**Records**
□ □ □ □ □ □ □

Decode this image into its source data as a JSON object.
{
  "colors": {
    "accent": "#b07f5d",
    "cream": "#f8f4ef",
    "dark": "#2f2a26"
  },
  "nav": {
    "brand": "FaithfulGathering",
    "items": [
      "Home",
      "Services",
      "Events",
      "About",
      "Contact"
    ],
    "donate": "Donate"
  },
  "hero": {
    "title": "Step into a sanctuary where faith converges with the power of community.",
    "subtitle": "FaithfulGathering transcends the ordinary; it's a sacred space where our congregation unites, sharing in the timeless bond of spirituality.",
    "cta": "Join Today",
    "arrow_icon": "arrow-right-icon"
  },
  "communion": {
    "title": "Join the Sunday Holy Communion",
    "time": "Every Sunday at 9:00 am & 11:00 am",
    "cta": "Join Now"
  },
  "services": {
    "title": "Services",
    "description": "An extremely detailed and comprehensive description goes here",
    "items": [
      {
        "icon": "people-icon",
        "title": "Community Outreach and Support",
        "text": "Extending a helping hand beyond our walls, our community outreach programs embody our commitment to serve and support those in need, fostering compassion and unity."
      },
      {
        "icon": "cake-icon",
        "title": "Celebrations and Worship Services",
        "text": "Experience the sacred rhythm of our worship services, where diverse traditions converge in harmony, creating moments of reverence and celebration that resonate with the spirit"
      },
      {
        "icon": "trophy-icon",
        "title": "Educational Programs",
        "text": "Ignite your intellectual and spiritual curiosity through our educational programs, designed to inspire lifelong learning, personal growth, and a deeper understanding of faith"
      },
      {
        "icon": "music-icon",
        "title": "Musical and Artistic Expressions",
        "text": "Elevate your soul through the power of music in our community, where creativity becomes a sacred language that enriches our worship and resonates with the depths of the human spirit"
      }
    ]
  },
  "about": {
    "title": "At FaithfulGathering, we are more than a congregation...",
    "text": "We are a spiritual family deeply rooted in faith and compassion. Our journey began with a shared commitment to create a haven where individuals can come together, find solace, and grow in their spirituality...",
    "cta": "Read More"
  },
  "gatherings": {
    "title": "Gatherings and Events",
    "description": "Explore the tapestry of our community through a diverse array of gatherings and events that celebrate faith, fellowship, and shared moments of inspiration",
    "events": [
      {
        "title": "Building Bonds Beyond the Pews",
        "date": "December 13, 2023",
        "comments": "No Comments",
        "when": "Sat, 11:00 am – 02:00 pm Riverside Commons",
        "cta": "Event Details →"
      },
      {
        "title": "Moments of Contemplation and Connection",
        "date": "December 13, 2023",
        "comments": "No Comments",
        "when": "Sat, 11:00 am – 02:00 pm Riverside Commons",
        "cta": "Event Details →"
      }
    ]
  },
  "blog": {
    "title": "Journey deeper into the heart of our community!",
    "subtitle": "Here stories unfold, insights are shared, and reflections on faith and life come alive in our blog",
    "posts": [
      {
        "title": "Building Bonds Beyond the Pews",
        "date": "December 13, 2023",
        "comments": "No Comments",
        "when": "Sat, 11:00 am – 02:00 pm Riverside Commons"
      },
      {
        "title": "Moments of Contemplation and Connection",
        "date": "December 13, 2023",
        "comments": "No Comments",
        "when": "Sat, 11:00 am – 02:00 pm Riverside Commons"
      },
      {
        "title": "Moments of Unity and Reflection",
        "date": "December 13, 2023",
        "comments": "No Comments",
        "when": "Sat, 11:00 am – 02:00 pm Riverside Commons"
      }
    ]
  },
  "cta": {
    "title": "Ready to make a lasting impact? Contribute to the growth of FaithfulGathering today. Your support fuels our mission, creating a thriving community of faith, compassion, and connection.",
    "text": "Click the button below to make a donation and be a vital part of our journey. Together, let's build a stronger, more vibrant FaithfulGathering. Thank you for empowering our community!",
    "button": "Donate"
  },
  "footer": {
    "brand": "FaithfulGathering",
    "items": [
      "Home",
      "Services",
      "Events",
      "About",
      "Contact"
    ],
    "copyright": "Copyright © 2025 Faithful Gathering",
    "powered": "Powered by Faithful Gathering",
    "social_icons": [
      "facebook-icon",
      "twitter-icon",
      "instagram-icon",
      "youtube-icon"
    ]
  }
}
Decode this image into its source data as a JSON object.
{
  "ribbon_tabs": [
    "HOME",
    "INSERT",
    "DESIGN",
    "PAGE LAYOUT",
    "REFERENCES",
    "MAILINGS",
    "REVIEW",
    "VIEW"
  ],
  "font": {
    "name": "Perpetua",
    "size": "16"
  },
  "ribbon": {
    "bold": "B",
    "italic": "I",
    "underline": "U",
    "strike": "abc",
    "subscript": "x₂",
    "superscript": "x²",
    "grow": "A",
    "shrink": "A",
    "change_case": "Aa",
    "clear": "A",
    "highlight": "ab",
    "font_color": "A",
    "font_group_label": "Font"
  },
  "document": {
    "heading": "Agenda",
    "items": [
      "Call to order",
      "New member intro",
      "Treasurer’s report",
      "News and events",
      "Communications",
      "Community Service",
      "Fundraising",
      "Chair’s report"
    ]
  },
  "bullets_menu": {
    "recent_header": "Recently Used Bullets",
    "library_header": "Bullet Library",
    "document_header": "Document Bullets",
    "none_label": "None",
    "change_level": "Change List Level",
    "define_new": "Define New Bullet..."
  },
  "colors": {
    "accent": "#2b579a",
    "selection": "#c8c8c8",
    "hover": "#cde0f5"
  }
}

□ □ □ □ □ □ □

**Written exercise**
The records above should be repeated in full, exactly as given.

**Answer to this problem**
Decode this image into its source data as a JSON object.
{
  "colors": {
    "accent": "#b07f5d",
    "cream": "#f8f4ef",
    "dark": "#2f2a26"
  },
  "nav": {
    "brand": "FaithfulGathering",
    "items": [
      "Home",
      "Services",
      "Events",
      "About",
      "Contact"
    ],
    "donate": "Donate"
  },
  "hero": {
    "title": "Step into a sanctuary where faith converges with the power of community.",
    "subtitle": "FaithfulGathering transcends the ordinary; it's a sacred space where our congregation unites, sharing in the timeless bond of spirituality.",
    "cta": "Join Today",
    "arrow_icon": "arrow-right-icon"
  },
  "communion": {
    "title": "Join the Sunday Holy Communion",
    "time": "Every Sunday at 9:00 am & 11:00 am",
    "cta": "Join Now"
  },
  "services": {
    "title": "Services",
    "description": "An extremely detailed and comprehensive description goes here",
    "items": [
      {
        "icon": "people-icon",
        "title": "Community Outreach and Support",
        "text": "Extending a helping hand beyond our walls, our community outreach programs embody our commitment to serve and support those in need, fostering compassion and unity."
      },
      {
        "icon": "cake-icon",
        "title": "Celebrations and Worship Services",
        "text": "Experience the sacred rhythm of our worship services, where diverse traditions converge in harmony, creating moments of reverence and celebration that resonate with the spirit"
      },
      {
        "icon": "trophy-icon",
        "title": "Educational Programs",
        "text": "Ignite your intellectual and spiritual curiosity through our educational programs, designed to inspire lifelong learning, personal growth, and a deeper understanding of faith"
      },
      {
        "icon": "music-icon",
        "title": "Musical and Artistic Expressions",
        "text": "Elevate your soul through the power of music in our community, where creativity becomes a sacred language that enriches our worship and resonates with the depths of the human spirit"
      }
    ]
  },
  "about": {
    "title": "At FaithfulGathering, we are more than a congregation...",
    "text": "We are a spiritual family deeply rooted in faith and compassion. Our journey began with a shared commitment to create a haven where individuals can come together, find solace, and grow in their spirituality...",
    "cta": "Read More"
  },
  "gatherings": {
    "title": "Gatherings and Events",
    "description": "Explore the tapestry of our community through a diverse array of gatherings and events that celebrate faith, fellowship, and shared moments of inspiration",
    "events": [
      {
        "title": "Building Bonds Beyond the Pews",
        "date": "December 13, 2023",
        "comments": "No Comments",
        "when": "Sat, 11:00 am – 02:00 pm Riverside Commons",
        "cta": "Event Details →"
      },
      {
        "title": "Moments of Contemplation and Connection",
        "date": "December 13, 2023",
        "comments": "No Comments",
        "when": "Sat, 11:00 am – 02:00 pm Riverside Commons",
        "cta": "Event Details →"
      }
    ]
  },
  "blog": {
    "title": "Journey deeper into the heart of our community!",
    "subtitle": "Here stories unfold, insights are shared, and reflections on faith and life come alive in our blog",
    "posts": [
      {
        "title": "Building Bonds Beyond the Pews",
        "date": "December 13, 2023",
        "comments": "No Comments",
        "when": "Sat, 11:00 am – 02:00 pm Riverside Commons"
      },
      {
        "title": "Moments of Contemplation and Connection",
        "date": "December 13, 2023",
        "comments": "No Comments",
        "when": "Sat, 11:00 am – 02:00 pm Riverside Commons"
      },
      {
        "title": "Moments of Unity and Reflection",
        "date": "December 13, 2023",
        "comments": "No Comments",
        "when": "Sat, 11:00 am – 02:00 pm Riverside Commons"
      }
    ]
  },
  "cta": {
    "title": "Ready to make a lasting impact? Contribute to the growth of FaithfulGathering today. Your support fuels our mission, creating a thriving community of faith, compassion, and connection.",
    "text": "Click the button below to make a donation and be a vital part of our journey. Together, let's build a stronger, more vibrant FaithfulGathering. Thank you for empowering our community!",
    "button": "Donate"
  },
  "footer": {
    "brand": "FaithfulGathering",
    "items": [
      "Home",
      "Services",
      "Events",
      "About",
      "Contact"
    ],
    "copyright": "Copyright © 2025 Faithful Gathering",
    "powered": "Powered by Faithful Gathering",
    "social_icons": [
      "facebook-icon",
      "twitter-icon",
      "instagram-icon",
      "youtube-icon"
    ]
  }
}
Decode this image into its source data as a JSON object.
{
  "ribbon_tabs": [
    "HOME",
    "INSERT",
    "DESIGN",
    "PAGE LAYOUT",
    "REFERENCES",
    "MAILINGS",
    "REVIEW",
    "VIEW"
  ],
  "font": {
    "name": "Perpetua",
    "size": "16"
  },
  "ribbon": {
    "bold": "B",
    "italic": "I",
    "underline": "U",
    "strike": "abc",
    "subscript": "x₂",
    "superscript": "x²",
    "grow": "A",
    "shrink": "A",
    "change_case": "Aa",
    "clear": "A",
    "highlight": "ab",
    "font_color": "A",
    "font_group_label": "Font"
  },
  "document": {
    "heading": "Agenda",
    "items": [
      "Call to order",
      "New member intro",
      "Treasurer’s report",
      "News and events",
      "Communications",
      "Community Service",
      "Fundraising",
      "Chair’s report"
    ]
  },
  "bullets_menu": {
    "recent_header": "Recently Used Bullets",
    "library_header": "Bullet Library",
    "document_header": "Document Bullets",
    "none_label": "None",
    "change_level": "Change List Level",
    "define_new": "Define New Bullet..."
  },
  "colors": {
    "accent": "#2b579a",
    "selection": "#c8c8c8",
    "hover": "#cde0f5"
  }
}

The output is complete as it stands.